Copy out the entries below in full and exactly.

————————

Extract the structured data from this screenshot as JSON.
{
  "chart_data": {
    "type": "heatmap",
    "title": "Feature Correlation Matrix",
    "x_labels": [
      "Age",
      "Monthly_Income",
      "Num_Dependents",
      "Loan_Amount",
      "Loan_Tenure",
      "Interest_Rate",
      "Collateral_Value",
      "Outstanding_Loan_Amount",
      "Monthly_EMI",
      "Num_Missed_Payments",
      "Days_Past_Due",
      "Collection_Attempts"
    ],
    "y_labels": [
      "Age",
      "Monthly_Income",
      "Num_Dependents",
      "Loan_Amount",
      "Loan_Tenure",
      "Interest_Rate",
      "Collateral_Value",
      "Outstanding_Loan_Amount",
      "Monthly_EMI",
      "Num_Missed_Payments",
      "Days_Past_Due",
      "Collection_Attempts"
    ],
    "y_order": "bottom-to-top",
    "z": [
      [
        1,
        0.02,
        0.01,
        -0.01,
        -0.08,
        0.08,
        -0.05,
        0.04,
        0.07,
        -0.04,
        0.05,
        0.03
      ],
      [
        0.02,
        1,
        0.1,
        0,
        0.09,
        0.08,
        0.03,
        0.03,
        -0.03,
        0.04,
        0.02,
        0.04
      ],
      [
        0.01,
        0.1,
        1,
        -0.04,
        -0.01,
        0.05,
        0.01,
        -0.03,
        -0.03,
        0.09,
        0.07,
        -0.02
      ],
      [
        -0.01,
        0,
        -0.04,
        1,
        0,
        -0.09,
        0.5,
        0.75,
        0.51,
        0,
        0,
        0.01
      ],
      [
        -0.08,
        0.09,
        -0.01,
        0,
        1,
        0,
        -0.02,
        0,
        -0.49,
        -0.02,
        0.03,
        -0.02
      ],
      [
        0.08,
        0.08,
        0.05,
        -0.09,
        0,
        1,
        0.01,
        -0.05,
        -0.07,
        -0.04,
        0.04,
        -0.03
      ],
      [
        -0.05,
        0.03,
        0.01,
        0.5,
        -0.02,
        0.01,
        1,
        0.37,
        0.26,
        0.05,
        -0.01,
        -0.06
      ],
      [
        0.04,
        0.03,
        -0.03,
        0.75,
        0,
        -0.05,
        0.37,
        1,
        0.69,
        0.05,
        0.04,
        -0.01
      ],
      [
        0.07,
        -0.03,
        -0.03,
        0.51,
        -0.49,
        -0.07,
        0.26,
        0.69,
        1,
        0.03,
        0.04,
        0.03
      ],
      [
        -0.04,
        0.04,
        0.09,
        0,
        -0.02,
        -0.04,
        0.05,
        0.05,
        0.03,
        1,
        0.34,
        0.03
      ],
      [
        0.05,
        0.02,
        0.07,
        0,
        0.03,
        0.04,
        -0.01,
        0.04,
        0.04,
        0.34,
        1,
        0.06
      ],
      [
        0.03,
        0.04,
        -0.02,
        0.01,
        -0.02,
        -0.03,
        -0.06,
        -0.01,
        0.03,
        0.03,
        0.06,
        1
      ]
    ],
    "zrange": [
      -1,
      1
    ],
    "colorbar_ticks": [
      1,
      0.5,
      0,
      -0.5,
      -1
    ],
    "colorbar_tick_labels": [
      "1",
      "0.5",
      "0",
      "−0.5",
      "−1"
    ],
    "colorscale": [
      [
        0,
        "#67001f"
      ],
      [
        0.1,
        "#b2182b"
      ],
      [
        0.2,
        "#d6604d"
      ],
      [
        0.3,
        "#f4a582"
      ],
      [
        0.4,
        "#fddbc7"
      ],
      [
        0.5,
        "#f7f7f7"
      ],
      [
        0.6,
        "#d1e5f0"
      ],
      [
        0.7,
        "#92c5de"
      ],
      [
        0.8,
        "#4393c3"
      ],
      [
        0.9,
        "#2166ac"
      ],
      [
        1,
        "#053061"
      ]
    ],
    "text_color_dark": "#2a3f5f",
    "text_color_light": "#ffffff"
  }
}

————————

▶ _Solution for this problem_:
Extract the structured data from this screenshot as JSON.
{
  "chart_data": {
    "type": "heatmap",
    "title": "Feature Correlation Matrix",
    "x_labels": [
      "Age",
      "Monthly_Income",
      "Num_Dependents",
      "Loan_Amount",
      "Loan_Tenure",
      "Interest_Rate",
      "Collateral_Value",
      "Outstanding_Loan_Amount",
      "Monthly_EMI",
      "Num_Missed_Payments",
      "Days_Past_Due",
      "Collection_Attempts"
    ],
    "y_labels": [
      "Age",
      "Monthly_Income",
      "Num_Dependents",
      "Loan_Amount",
      "Loan_Tenure",
      "Interest_Rate",
      "Collateral_Value",
      "Outstanding_Loan_Amount",
      "Monthly_EMI",
      "Num_Missed_Payments",
      "Days_Past_Due",
      "Collection_Attempts"
    ],
    "y_order": "bottom-to-top",
    "z": [
      [
        1,
        0.02,
        0.01,
        -0.01,
        -0.08,
        0.08,
        -0.05,
        0.04,
        0.07,
        -0.04,
        0.05,
        0.03
      ],
      [
        0.02,
        1,
        0.1,
        0,
        0.09,
        0.08,
        0.03,
        0.03,
        -0.03,
        0.04,
        0.02,
        0.04
      ],
      [
        0.01,
        0.1,
        1,
        -0.04,
        -0.01,
        0.05,
        0.01,
        -0.03,
        -0.03,
        0.09,
        0.07,
        -0.02
      ],
      [
        -0.01,
        0,
        -0.04,
        1,
        0,
        -0.09,
        0.5,
        0.75,
        0.51,
        0,
        0,
        0.01
      ],
      [
        -0.08,
        0.09,
        -0.01,
        0,
        1,
        0,
        -0.02,
        0,
        -0.49,
        -0.02,
        0.03,
        -0.02
      ],
      [
        0.08,
        0.08,
        0.05,
        -0.09,
        0,
        1,
        0.01,
        -0.05,
        -0.07,
        -0.04,
        0.04,
        -0.03
      ],
      [
        -0.05,
        0.03,
        0.01,
        0.5,
        -0.02,
        0.01,
        1,
        0.37,
        0.26,
        0.05,
        -0.01,
        -0.06
      ],
      [
        0.04,
        0.03,
        -0.03,
        0.75,
        0,
        -0.05,
        0.37,
        1,
        0.69,
        0.05,
        0.04,
        -0.01
      ],
      [
        0.07,
        -0.03,
        -0.03,
        0.51,
        -0.49,
        -0.07,
        0.26,
        0.69,
        1,
        0.03,
        0.04,
        0.03
      ],
      [
        -0.04,
        0.04,
        0.09,
        0,
        -0.02,
        -0.04,
        0.05,
        0.05,
        0.03,
        1,
        0.34,
        0.03
      ],
      [
        0.05,
        0.02,
        0.07,
        0,
        0.03,
        0.04,
        -0.01,
        0.04,
        0.04,
        0.34,
        1,
        0.06
      ],
      [
        0.03,
        0.04,
        -0.02,
        0.01,
        -0.02,
        -0.03,
        -0.06,
        -0.01,
        0.03,
        0.03,
        0.06,
        1
      ]
    ],
    "zrange": [
      -1,
      1
    ],
    "colorbar_ticks": [
      1,
      0.5,
      0,
      -0.5,
      -1
    ],
    "colorbar_tick_labels": [
      "1",
      "0.5",
      "0",
      "−0.5",
      "−1"
    ],
    "colorscale": [
      [
        0,
        "#67001f"
      ],
      [
        0.1,
        "#b2182b"
      ],
      [
        0.2,
        "#d6604d"
      ],
      [
        0.3,
        "#f4a582"
      ],
      [
        0.4,
        "#fddbc7"
      ],
      [
        0.5,
        "#f7f7f7"
      ],
      [
        0.6,
        "#d1e5f0"
      ],
      [
        0.7,
        "#92c5de"
      ],
      [
        0.8,
        "#4393c3"
      ],
      [
        0.9,
        "#2166ac"
      ],
      [
        1,
        "#053061"
      ]
    ],
    "text_color_dark": "#2a3f5f",
    "text_color_light": "#ffffff"
  }
}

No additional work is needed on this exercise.